**Exercise passage**
Sunday, December 2, 2007

Oh how I love Sundays... NOT! I feel lazy and gross because I did nothing today! =(

It's cold, *very* rainy, and I took a 3 hour afternoon nap! I'm not going to be able to fall asleep tonight... I hate my mild insomnia - it really puts a damper on such a nice thing as sleep.

Oh and about sleep - Mike had his sleep study the other night and it is finally confirmed that he does have obstructive sleep apnea. The report also noted that he thrashes his legs a lot... 67 TIMES in a matter of 4 hours! Now do you people see why I'm tired all the time! I need like full body defensive gear just to go to bed some nights. Oh well, after the first of the year he will get fitted for the cpap machine and hopefully that will solve a lot of our problems. I say he just needs to bite the freaking bullet and get his tonsils out and repair the deviated septum. That would solve a lot of MY problems! =)

The RE also called me on Friday afternoon to let me know the results of the morphology/motility they ran on Mike (from the sample he provided for the IUI). She said the morphology is only 4.5%! They like it between 5-14% for IUI's and truly 5 is still pushing it for too low. His motility was only 33% and as you all know...his count did go down as well. Basically (with direct orders from the RE) Mike had to see an urologist very soon. If he has a varicocele and we wasted ALL this time (and money) - them I'm going to be very upset! He has this attitude sometimes like nothing is wrong with him...like the #'s aren't too bad.. I just want him to realize that it's not HIS fault - but they are freaking bad - accept it, deal with it, and let's move on! I know my ovaries suck the big one - but I'm not pretending like they don't.. I accepted it years ago and now I'm doing something about it! I just wish sometimes he would too. He thinks I'm mad at him b/c of his issues... I'm not mad that his sperm are rejects.. but I'm mad at him for not acting like he cares!! (See, he thinks that I'm irrational when saying this because he says he cares soooo much!) I guess girls and guys are from different planets and I just can't see it. I'll never understand men...never. I have this idea of how he should be acting if he truly cares...and he's not acting like that.. Oh well. Sorry for my rant.

Document understanding data:
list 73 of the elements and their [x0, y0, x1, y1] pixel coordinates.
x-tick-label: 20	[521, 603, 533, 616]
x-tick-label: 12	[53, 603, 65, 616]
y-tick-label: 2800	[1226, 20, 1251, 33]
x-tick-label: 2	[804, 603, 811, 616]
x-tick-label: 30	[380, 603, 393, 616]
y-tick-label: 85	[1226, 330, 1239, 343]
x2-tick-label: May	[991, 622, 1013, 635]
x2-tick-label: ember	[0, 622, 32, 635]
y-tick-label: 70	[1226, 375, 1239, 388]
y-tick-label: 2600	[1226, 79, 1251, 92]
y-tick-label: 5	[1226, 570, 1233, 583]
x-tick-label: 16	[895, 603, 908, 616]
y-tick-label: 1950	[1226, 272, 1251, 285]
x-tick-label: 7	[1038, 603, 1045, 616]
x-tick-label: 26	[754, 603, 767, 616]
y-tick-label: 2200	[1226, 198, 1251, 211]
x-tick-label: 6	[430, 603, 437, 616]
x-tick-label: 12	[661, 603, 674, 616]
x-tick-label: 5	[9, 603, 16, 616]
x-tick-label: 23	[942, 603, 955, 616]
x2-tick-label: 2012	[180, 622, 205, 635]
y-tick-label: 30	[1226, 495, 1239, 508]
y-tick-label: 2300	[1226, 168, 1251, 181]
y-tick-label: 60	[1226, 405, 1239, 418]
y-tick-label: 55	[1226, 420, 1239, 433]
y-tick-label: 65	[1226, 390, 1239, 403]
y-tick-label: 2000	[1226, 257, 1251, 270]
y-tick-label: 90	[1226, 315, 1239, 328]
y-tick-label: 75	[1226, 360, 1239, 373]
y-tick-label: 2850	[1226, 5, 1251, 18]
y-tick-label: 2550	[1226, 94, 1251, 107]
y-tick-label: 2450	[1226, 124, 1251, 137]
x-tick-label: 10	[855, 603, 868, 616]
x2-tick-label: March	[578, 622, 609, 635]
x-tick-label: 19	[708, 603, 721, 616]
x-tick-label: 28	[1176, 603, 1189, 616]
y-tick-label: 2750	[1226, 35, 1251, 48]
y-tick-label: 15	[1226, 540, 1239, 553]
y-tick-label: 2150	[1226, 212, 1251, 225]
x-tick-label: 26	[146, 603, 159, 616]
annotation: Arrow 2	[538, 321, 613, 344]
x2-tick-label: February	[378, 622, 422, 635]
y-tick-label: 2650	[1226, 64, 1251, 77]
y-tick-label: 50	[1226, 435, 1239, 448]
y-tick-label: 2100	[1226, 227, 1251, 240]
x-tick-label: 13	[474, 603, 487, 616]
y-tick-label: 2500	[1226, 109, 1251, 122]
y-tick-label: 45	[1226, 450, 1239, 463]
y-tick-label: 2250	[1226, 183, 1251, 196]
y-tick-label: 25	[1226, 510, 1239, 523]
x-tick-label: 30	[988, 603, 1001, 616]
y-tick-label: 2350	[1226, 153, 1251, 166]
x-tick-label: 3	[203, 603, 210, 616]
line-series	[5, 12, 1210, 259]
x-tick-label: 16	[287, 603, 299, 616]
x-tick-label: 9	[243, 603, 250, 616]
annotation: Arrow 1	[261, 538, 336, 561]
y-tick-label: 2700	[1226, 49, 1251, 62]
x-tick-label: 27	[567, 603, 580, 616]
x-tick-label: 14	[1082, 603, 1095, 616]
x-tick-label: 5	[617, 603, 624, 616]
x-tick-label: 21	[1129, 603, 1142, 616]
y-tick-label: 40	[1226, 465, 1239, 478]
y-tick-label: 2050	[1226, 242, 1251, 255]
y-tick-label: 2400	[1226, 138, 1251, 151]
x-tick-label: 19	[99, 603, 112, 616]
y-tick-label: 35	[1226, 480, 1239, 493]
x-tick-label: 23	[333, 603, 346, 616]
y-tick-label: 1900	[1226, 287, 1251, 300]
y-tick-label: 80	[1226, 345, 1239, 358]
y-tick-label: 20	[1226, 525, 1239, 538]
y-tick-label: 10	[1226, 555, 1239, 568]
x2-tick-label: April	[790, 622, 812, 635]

**Exercise goal**
Quote everything in the blog post from "Sunday, December 2, 2007" down to "thing as sleep.". You don't need any of these entries for the work.

**Written response**
Sunday, December 2, 2007

Oh how I love Sundays... NOT! I feel lazy and gross because I did nothing today! =(

It's cold, *very* rainy, and I took a 3 hour afternoon nap! I'm not going to be able to fall asleep tonight... I hate my mild insomnia - it really puts a damper on such a nice thing as sleep.